-- Start Data listing --
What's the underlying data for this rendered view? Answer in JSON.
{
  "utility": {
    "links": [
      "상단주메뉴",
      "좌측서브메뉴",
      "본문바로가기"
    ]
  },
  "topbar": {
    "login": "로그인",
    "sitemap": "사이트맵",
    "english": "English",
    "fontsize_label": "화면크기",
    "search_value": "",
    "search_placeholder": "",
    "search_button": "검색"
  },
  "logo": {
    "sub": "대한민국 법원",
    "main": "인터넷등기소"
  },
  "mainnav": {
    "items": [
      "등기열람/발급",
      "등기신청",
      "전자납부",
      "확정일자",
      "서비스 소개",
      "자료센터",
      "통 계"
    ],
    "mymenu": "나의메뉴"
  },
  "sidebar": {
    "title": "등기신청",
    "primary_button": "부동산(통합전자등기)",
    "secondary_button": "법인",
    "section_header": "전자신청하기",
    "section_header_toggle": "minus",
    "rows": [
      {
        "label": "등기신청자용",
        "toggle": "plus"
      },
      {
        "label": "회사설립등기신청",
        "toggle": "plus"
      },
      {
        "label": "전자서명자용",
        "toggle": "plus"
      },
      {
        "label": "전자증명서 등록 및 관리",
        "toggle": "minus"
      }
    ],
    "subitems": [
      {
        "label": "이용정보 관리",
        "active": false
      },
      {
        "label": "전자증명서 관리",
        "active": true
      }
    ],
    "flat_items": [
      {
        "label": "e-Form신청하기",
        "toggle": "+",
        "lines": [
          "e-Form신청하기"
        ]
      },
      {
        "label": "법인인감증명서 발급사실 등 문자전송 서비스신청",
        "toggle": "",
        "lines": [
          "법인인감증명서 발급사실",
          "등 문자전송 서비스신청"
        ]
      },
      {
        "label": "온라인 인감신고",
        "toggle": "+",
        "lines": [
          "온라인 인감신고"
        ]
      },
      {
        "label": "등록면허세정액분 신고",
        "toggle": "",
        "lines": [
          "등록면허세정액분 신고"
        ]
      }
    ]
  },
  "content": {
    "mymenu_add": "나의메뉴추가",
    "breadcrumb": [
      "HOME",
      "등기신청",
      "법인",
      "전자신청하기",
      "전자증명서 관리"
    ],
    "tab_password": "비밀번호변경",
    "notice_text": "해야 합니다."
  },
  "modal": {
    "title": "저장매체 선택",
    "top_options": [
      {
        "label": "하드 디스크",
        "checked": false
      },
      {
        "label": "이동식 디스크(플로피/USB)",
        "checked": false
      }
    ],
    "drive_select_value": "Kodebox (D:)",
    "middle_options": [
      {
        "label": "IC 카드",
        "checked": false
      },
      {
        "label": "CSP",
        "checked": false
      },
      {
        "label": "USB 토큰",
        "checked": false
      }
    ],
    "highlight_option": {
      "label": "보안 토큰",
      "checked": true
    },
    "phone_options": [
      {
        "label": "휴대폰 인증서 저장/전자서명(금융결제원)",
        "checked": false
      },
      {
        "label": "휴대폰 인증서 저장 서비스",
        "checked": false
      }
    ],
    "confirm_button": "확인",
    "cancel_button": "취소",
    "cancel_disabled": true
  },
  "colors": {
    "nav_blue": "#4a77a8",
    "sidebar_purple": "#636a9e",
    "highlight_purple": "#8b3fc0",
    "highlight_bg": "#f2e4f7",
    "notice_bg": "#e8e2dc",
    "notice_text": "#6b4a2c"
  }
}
-- End Data listing --
§ **Given request**: Quote each line of the data above exactly as written.

§ **Solution below**:
What's the underlying data for this rendered view? Answer in JSON.
{
  "utility": {
    "links": [
      "상단주메뉴",
      "좌측서브메뉴",
      "본문바로가기"
    ]
  },
  "topbar": {
    "login": "로그인",
    "sitemap": "사이트맵",
    "english": "English",
    "fontsize_label": "화면크기",
    "search_value": "",
    "search_placeholder": "",
    "search_button": "검색"
  },
  "logo": {
    "sub": "대한민국 법원",
    "main": "인터넷등기소"
  },
  "mainnav": {
    "items": [
      "등기열람/발급",
      "등기신청",
      "전자납부",
      "확정일자",
      "서비스 소개",
      "자료센터",
      "통 계"
    ],
    "mymenu": "나의메뉴"
  },
  "sidebar": {
    "title": "등기신청",
    "primary_button": "부동산(통합전자등기)",
    "secondary_button": "법인",
    "section_header": "전자신청하기",
    "section_header_toggle": "minus",
    "rows": [
      {
        "label": "등기신청자용",
        "toggle": "plus"
      },
      {
        "label": "회사설립등기신청",
        "toggle": "plus"
      },
      {
        "label": "전자서명자용",
        "toggle": "plus"
      },
      {
        "label": "전자증명서 등록 및 관리",
        "toggle": "minus"
      }
    ],
    "subitems": [
      {
        "label": "이용정보 관리",
        "active": false
      },
      {
        "label": "전자증명서 관리",
        "active": true
      }
    ],
    "flat_items": [
      {
        "label": "e-Form신청하기",
        "toggle": "+",
        "lines": [
          "e-Form신청하기"
        ]
      },
      {
        "label": "법인인감증명서 발급사실 등 문자전송 서비스신청",
        "toggle": "",
        "lines": [
          "법인인감증명서 발급사실",
          "등 문자전송 서비스신청"
        ]
      },
      {
        "label": "온라인 인감신고",
        "toggle": "+",
        "lines": [
          "온라인 인감신고"
        ]
      },
      {
        "label": "등록면허세정액분 신고",
        "toggle": "",
        "lines": [
          "등록면허세정액분 신고"
        ]
      }
    ]
  },
  "content": {
    "mymenu_add": "나의메뉴추가",
    "breadcrumb": [
      "HOME",
      "등기신청",
      "법인",
      "전자신청하기",
      "전자증명서 관리"
    ],
    "tab_password": "비밀번호변경",
    "notice_text": "해야 합니다."
  },
  "modal": {
    "title": "저장매체 선택",
    "top_options": [
      {
        "label": "하드 디스크",
        "checked": false
      },
      {
        "label": "이동식 디스크(플로피/USB)",
        "checked": false
      }
    ],
    "drive_select_value": "Kodebox (D:)",
    "middle_options": [
      {
        "label": "IC 카드",
        "checked": false
      },
      {
        "label": "CSP",
        "checked": false
      },
      {
        "label": "USB 토큰",
        "checked": false
      }
    ],
    "highlight_option": {
      "label": "보안 토큰",
      "checked": true
    },
    "phone_options": [
      {
        "label": "휴대폰 인증서 저장/전자서명(금융결제원)",
        "checked": false
      },
      {
        "label": "휴대폰 인증서 저장 서비스",
        "checked": false
      }
    ],
    "confirm_button": "확인",
    "cancel_button": "취소",
    "cancel_disabled": true
  },
  "colors": {
    "nav_blue": "#4a77a8",
    "sidebar_purple": "#636a9e",
    "highlight_purple": "#8b3fc0",
    "highlight_bg": "#f2e4f7",
    "notice_bg": "#e8e2dc",
    "notice_text": "#6b4a2c"
  }
}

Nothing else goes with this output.